Gather all lines in the data that hold the string "Career".

--- Start DATA ROWS ---

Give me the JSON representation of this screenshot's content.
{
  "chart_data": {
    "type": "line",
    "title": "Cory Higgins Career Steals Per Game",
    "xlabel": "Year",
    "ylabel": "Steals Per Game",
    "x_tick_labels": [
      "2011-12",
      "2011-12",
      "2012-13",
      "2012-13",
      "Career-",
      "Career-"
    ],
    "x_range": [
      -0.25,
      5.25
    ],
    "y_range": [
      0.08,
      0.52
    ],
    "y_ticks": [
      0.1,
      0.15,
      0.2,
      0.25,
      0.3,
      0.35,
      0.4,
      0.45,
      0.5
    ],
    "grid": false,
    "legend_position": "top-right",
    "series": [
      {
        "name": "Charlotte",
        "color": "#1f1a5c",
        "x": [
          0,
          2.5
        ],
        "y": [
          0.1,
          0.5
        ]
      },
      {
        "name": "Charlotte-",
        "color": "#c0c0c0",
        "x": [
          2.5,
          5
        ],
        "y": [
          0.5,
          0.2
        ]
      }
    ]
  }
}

--- End DATA ROWS ---

— ANSWER TO THE PROBLEM —
    "title": "Cory Higgins Career Steals Per Game",
      "Career-",
      "Career-"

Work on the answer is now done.